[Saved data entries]

--------------------

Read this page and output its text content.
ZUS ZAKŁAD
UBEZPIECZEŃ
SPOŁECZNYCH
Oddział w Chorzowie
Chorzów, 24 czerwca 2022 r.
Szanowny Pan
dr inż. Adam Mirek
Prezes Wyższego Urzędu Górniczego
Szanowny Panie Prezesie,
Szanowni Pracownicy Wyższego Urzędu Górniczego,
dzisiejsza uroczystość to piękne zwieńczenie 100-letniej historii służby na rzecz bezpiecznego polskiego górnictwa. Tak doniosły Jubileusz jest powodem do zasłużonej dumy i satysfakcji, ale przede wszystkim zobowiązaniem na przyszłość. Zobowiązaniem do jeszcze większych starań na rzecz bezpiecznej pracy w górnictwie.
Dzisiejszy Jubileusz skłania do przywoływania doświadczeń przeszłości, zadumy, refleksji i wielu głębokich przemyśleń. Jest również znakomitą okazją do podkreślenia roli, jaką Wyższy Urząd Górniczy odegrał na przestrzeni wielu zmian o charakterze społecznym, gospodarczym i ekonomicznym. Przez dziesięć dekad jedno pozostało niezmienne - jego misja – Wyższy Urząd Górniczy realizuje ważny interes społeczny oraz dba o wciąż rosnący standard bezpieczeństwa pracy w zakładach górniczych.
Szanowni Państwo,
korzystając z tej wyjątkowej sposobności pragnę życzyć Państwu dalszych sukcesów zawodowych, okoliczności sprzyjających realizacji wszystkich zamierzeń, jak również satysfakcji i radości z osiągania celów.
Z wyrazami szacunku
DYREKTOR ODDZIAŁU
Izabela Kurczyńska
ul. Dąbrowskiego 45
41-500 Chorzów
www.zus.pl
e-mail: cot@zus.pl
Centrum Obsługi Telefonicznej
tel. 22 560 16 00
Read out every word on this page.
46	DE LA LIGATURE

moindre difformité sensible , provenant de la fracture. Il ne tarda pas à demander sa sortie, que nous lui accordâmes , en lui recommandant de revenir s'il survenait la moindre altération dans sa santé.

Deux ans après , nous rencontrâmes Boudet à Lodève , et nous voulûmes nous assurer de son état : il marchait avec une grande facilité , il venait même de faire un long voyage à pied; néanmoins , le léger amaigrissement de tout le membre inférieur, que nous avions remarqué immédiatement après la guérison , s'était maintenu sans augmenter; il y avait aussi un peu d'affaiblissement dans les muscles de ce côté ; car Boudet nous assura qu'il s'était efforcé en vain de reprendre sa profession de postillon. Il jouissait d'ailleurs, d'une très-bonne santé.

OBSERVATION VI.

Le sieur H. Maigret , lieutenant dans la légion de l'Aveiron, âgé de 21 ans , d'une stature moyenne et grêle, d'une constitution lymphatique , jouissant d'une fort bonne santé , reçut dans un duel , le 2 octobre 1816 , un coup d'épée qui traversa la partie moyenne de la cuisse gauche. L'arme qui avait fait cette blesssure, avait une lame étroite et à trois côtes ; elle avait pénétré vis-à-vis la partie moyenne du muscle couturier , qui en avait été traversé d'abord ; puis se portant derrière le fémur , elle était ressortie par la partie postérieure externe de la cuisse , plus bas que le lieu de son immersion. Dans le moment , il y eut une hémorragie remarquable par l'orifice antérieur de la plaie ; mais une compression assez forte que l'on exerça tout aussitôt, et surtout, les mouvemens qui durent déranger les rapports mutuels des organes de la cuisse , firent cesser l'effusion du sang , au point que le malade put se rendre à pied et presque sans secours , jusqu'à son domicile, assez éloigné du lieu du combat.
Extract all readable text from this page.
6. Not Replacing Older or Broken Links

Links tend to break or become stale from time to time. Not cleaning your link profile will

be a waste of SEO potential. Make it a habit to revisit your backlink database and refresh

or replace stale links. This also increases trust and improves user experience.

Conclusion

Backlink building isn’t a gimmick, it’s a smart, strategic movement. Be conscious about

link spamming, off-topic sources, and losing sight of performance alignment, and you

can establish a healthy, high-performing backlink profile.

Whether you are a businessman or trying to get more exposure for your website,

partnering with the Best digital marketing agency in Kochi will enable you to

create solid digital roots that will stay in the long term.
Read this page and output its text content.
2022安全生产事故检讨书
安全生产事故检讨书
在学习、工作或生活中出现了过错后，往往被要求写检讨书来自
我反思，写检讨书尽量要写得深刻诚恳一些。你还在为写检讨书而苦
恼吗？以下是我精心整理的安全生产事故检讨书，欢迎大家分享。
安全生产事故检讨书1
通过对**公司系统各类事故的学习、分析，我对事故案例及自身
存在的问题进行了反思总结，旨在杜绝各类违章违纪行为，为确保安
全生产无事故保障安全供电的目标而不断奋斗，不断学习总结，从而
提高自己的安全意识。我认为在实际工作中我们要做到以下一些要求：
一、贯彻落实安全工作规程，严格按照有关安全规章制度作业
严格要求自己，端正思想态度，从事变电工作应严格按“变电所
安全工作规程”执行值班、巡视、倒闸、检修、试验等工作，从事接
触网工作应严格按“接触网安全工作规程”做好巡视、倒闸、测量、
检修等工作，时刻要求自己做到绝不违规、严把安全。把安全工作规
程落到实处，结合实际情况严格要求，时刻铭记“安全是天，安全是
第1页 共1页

--------------------

▶ SET EXERCISE
Go through the material and copy out every line with "page" in it.

▶ TASK SOLUTION
Read this page and output its text content.
Read out every word on this page.
Extract all readable text from this page.
Read this page and output its text content.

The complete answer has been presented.